→ **RECORDS TO PROCESS**:
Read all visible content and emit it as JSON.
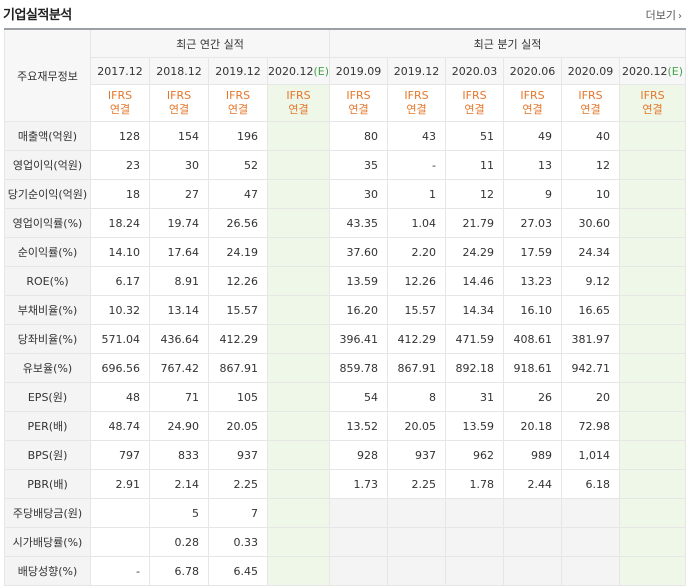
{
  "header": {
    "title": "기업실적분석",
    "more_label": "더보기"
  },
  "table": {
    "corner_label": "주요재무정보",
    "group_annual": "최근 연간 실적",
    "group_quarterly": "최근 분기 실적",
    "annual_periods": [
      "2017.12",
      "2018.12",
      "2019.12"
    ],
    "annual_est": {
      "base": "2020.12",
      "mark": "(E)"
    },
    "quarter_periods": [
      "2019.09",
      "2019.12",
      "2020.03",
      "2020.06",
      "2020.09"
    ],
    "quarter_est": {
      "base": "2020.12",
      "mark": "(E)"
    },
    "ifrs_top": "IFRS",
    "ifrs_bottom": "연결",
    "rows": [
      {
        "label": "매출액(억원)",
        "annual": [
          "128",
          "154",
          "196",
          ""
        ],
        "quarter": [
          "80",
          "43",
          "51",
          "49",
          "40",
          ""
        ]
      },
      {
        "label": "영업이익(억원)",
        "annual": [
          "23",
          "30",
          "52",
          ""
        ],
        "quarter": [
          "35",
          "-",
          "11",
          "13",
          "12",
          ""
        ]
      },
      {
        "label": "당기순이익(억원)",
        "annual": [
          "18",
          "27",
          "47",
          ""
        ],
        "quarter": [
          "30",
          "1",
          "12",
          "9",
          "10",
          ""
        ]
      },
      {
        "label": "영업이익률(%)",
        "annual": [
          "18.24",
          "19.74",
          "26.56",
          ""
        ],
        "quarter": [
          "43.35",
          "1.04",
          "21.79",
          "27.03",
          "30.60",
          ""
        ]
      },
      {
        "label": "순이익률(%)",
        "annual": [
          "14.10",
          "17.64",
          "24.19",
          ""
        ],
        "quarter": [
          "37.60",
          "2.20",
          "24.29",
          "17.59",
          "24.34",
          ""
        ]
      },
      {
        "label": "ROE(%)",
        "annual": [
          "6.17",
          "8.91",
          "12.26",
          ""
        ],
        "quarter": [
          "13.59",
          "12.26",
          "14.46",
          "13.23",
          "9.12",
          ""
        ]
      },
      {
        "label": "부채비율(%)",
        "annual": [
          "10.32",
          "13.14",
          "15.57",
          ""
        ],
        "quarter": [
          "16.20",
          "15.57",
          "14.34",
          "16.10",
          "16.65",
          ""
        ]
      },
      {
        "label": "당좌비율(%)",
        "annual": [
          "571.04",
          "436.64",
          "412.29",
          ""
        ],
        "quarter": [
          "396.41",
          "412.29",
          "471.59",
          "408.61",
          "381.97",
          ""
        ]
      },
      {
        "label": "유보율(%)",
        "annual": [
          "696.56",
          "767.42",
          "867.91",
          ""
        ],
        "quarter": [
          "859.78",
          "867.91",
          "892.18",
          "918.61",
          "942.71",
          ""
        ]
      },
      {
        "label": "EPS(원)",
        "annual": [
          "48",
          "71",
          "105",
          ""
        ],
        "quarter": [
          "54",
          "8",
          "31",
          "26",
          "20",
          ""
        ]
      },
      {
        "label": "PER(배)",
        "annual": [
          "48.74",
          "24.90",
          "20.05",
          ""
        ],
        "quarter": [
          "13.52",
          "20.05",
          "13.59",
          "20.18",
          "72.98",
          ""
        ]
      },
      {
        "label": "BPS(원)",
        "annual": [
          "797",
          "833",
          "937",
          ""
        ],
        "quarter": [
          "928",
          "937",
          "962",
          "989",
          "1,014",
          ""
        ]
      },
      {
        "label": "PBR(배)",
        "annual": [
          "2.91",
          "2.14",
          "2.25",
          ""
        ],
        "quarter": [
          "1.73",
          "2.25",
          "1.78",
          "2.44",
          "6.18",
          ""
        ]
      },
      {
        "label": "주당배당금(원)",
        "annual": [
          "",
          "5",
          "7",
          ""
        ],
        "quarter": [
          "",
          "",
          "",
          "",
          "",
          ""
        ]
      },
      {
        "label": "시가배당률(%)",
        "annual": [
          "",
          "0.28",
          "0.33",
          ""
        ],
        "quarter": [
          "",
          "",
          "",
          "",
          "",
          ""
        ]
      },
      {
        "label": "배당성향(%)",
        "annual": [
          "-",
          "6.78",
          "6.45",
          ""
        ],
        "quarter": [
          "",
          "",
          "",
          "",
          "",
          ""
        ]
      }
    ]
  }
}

→ **SHORT EXERCISE**: The data should be printed again unchanged; leave its pictures out.

→ **FINAL RESULT**:
Read all visible content and emit it as JSON.
{
  "header": {
    "title": "기업실적분석",
    "more_label": "더보기"
  },
  "table": {
    "corner_label": "주요재무정보",
    "group_annual": "최근 연간 실적",
    "group_quarterly": "최근 분기 실적",
    "annual_periods": [
      "2017.12",
      "2018.12",
      "2019.12"
    ],
    "annual_est": {
      "base": "2020.12",
      "mark": "(E)"
    },
    "quarter_periods": [
      "2019.09",
      "2019.12",
      "2020.03",
      "2020.06",
      "2020.09"
    ],
    "quarter_est": {
      "base": "2020.12",
      "mark": "(E)"
    },
    "ifrs_top": "IFRS",
    "ifrs_bottom": "연결",
    "rows": [
      {
        "label": "매출액(억원)",
        "annual": [
          "128",
          "154",
          "196",
          ""
        ],
        "quarter": [
          "80",
          "43",
          "51",
          "49",
          "40",
          ""
        ]
      },
      {
        "label": "영업이익(억원)",
        "annual": [
          "23",
          "30",
          "52",
          ""
        ],
        "quarter": [
          "35",
          "-",
          "11",
          "13",
          "12",
          ""
        ]
      },
      {
        "label": "당기순이익(억원)",
        "annual": [
          "18",
          "27",
          "47",
          ""
        ],
        "quarter": [
          "30",
          "1",
          "12",
          "9",
          "10",
          ""
        ]
      },
      {
        "label": "영업이익률(%)",
        "annual": [
          "18.24",
          "19.74",
          "26.56",
          ""
        ],
        "quarter": [
          "43.35",
          "1.04",
          "21.79",
          "27.03",
          "30.60",
          ""
        ]
      },
      {
        "label": "순이익률(%)",
        "annual": [
          "14.10",
          "17.64",
          "24.19",
          ""
        ],
        "quarter": [
          "37.60",
          "2.20",
          "24.29",
          "17.59",
          "24.34",
          ""
        ]
      },
      {
        "label": "ROE(%)",
        "annual": [
          "6.17",
          "8.91",
          "12.26",
          ""
        ],
        "quarter": [
          "13.59",
          "12.26",
          "14.46",
          "13.23",
          "9.12",
          ""
        ]
      },
      {
        "label": "부채비율(%)",
        "annual": [
          "10.32",
          "13.14",
          "15.57",
          ""
        ],
        "quarter": [
          "16.20",
          "15.57",
          "14.34",
          "16.10",
          "16.65",
          ""
        ]
      },
      {
        "label": "당좌비율(%)",
        "annual": [
          "571.04",
          "436.64",
          "412.29",
          ""
        ],
        "quarter": [
          "396.41",
          "412.29",
          "471.59",
          "408.61",
          "381.97",
          ""
        ]
      },
      {
        "label": "유보율(%)",
        "annual": [
          "696.56",
          "767.42",
          "867.91",
          ""
        ],
        "quarter": [
          "859.78",
          "867.91",
          "892.18",
          "918.61",
          "942.71",
          ""
        ]
      },
      {
        "label": "EPS(원)",
        "annual": [
          "48",
          "71",
          "105",
          ""
        ],
        "quarter": [
          "54",
          "8",
          "31",
          "26",
          "20",
          ""
        ]
      },
      {
        "label": "PER(배)",
        "annual": [
          "48.74",
          "24.90",
          "20.05",
          ""
        ],
        "quarter": [
          "13.52",
          "20.05",
          "13.59",
          "20.18",
          "72.98",
          ""
        ]
      },
      {
        "label": "BPS(원)",
        "annual": [
          "797",
          "833",
          "937",
          ""
        ],
        "quarter": [
          "928",
          "937",
          "962",
          "989",
          "1,014",
          ""
        ]
      },
      {
        "label": "PBR(배)",
        "annual": [
          "2.91",
          "2.14",
          "2.25",
          ""
        ],
        "quarter": [
          "1.73",
          "2.25",
          "1.78",
          "2.44",
          "6.18",
          ""
        ]
      },
      {
        "label": "주당배당금(원)",
        "annual": [
          "",
          "5",
          "7",
          ""
        ],
        "quarter": [
          "",
          "",
          "",
          "",
          "",
          ""
        ]
      },
      {
        "label": "시가배당률(%)",
        "annual": [
          "",
          "0.28",
          "0.33",
          ""
        ],
        "quarter": [
          "",
          "",
          "",
          "",
          "",
          ""
        ]
      },
      {
        "label": "배당성향(%)",
        "annual": [
          "-",
          "6.78",
          "6.45",
          ""
        ],
        "quarter": [
          "",
          "",
          "",
          "",
          "",
          ""
        ]
      }
    ]
  }
}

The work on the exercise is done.